[Data records]
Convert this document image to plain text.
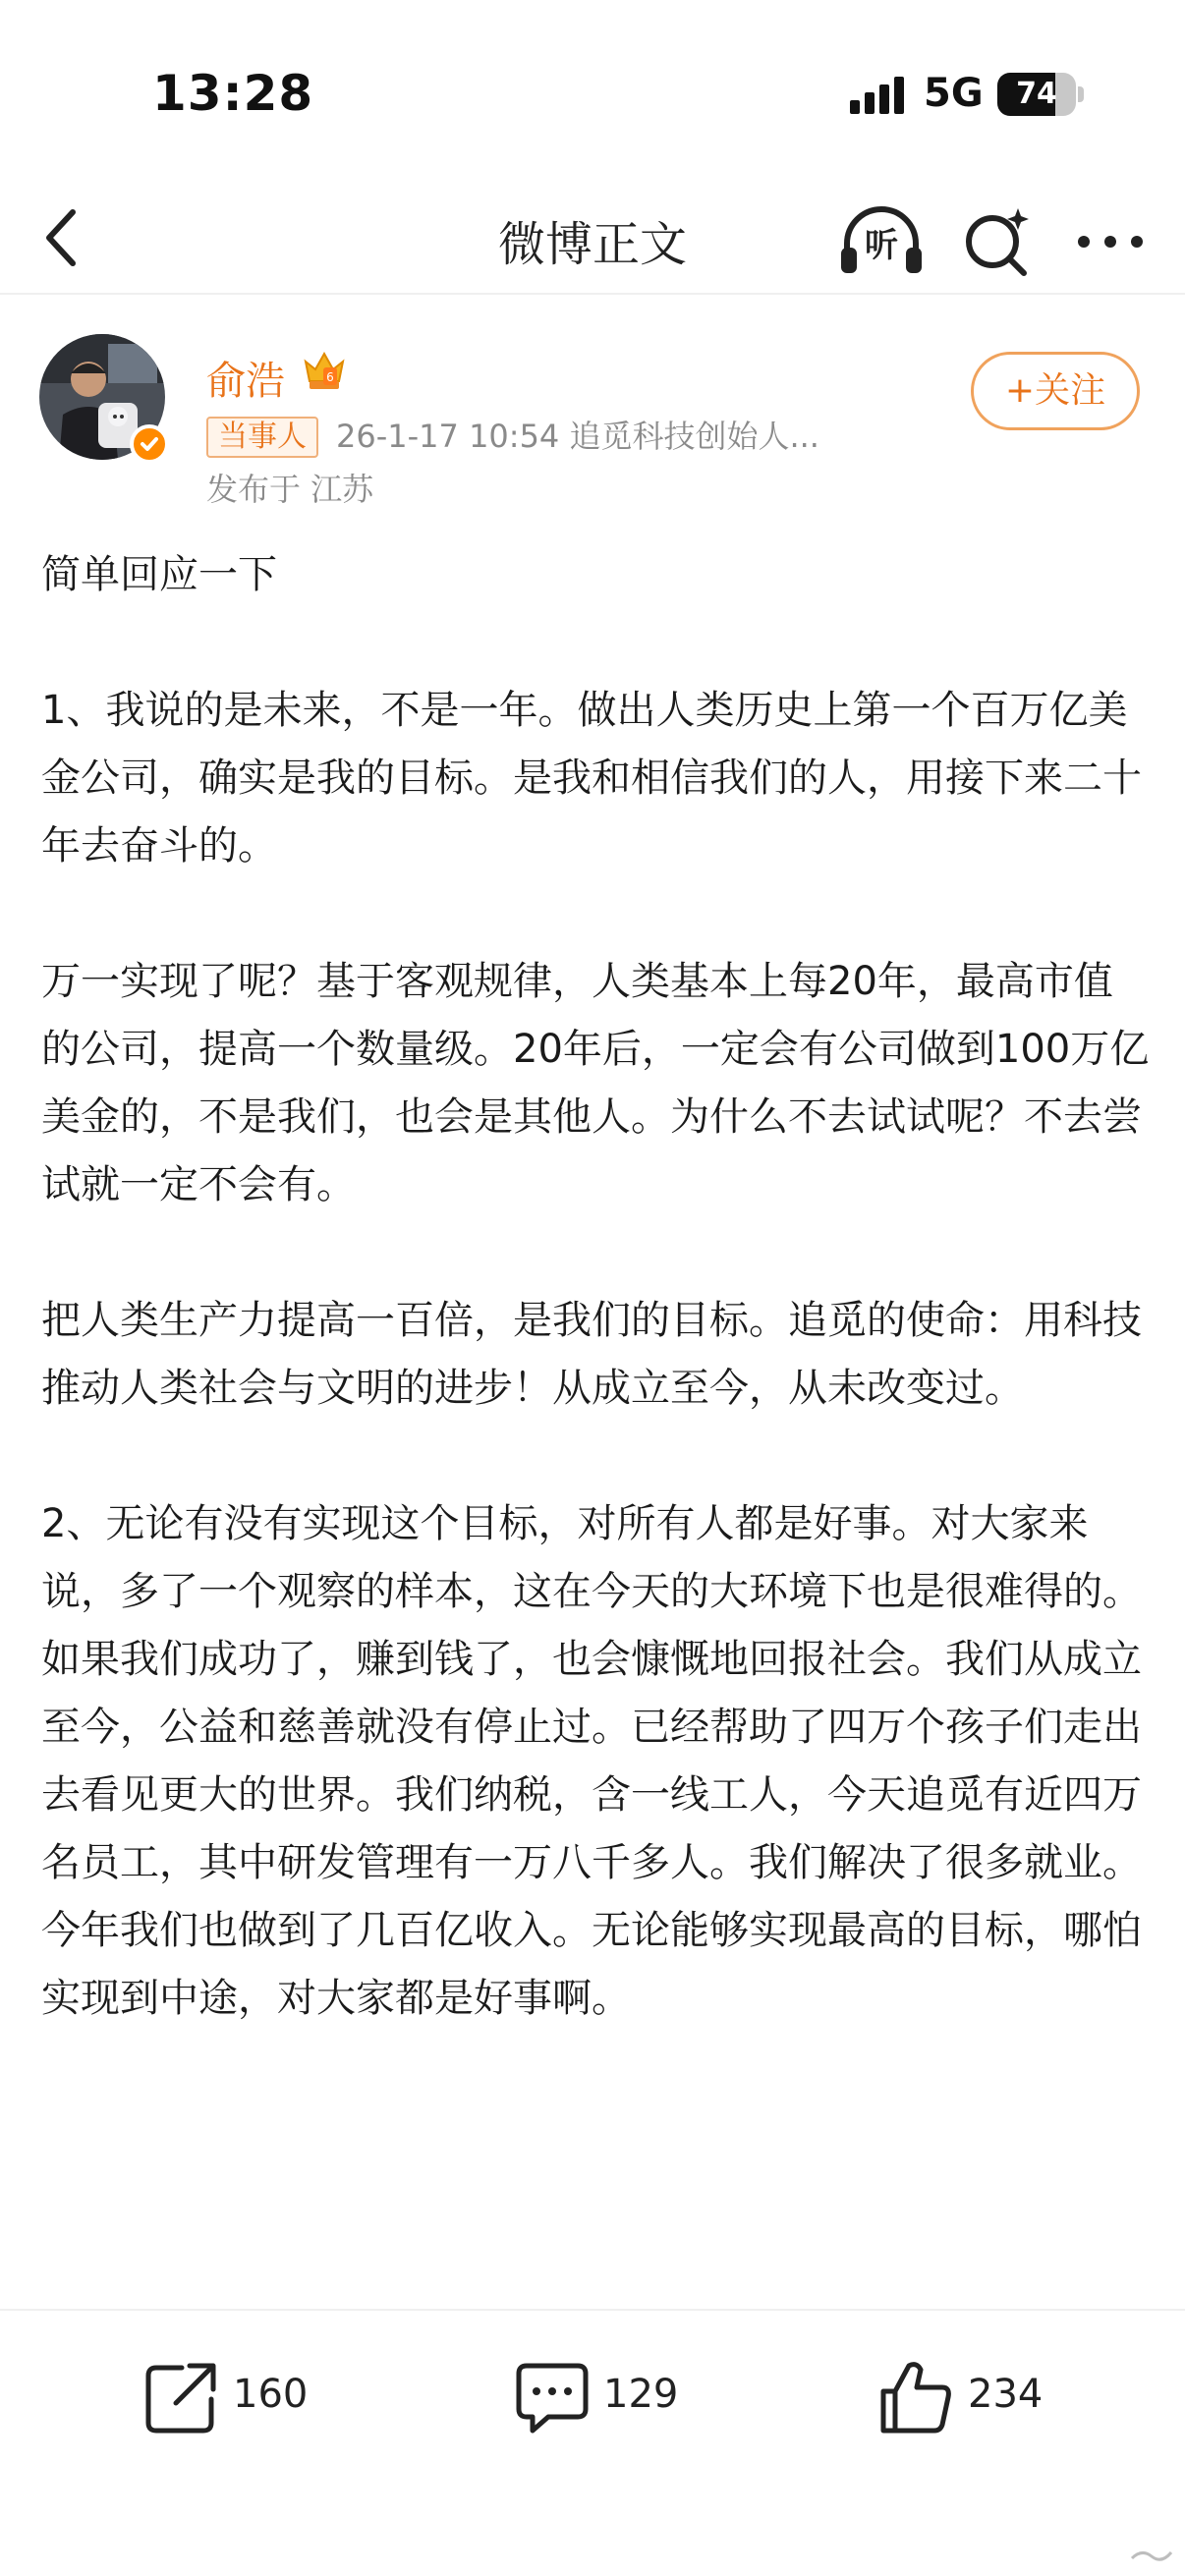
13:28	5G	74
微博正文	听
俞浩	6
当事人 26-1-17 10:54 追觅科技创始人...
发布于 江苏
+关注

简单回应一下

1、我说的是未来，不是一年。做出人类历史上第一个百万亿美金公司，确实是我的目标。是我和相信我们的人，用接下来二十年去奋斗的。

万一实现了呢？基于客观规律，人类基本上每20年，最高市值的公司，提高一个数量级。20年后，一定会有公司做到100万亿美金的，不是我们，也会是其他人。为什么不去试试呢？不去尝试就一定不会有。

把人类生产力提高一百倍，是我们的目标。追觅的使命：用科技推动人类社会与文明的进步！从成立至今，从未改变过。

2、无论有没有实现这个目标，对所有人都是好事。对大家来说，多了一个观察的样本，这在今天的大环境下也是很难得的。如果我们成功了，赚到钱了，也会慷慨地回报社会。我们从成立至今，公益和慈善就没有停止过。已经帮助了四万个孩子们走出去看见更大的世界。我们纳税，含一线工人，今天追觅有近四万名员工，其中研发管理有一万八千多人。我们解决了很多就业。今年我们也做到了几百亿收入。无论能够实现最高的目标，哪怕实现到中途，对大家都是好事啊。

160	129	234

WHAT TO PRODUCE: Copy the records exactly. Skip the pictures.

PROBLEM SOLUTION:
Convert this document image to plain text.
13:28	5G	74
微博正文	听
俞浩	6
当事人 26-1-17 10:54 追觅科技创始人...
发布于 江苏
+关注

简单回应一下

1、我说的是未来，不是一年。做出人类历史上第一个百万亿美金公司，确实是我的目标。是我和相信我们的人，用接下来二十年去奋斗的。

万一实现了呢？基于客观规律，人类基本上每20年，最高市值的公司，提高一个数量级。20年后，一定会有公司做到100万亿美金的，不是我们，也会是其他人。为什么不去试试呢？不去尝试就一定不会有。

把人类生产力提高一百倍，是我们的目标。追觅的使命：用科技推动人类社会与文明的进步！从成立至今，从未改变过。

2、无论有没有实现这个目标，对所有人都是好事。对大家来说，多了一个观察的样本，这在今天的大环境下也是很难得的。如果我们成功了，赚到钱了，也会慷慨地回报社会。我们从成立至今，公益和慈善就没有停止过。已经帮助了四万个孩子们走出去看见更大的世界。我们纳税，含一线工人，今天追觅有近四万名员工，其中研发管理有一万八千多人。我们解决了很多就业。今年我们也做到了几百亿收入。无论能够实现最高的目标，哪怕实现到中途，对大家都是好事啊。

160	129	234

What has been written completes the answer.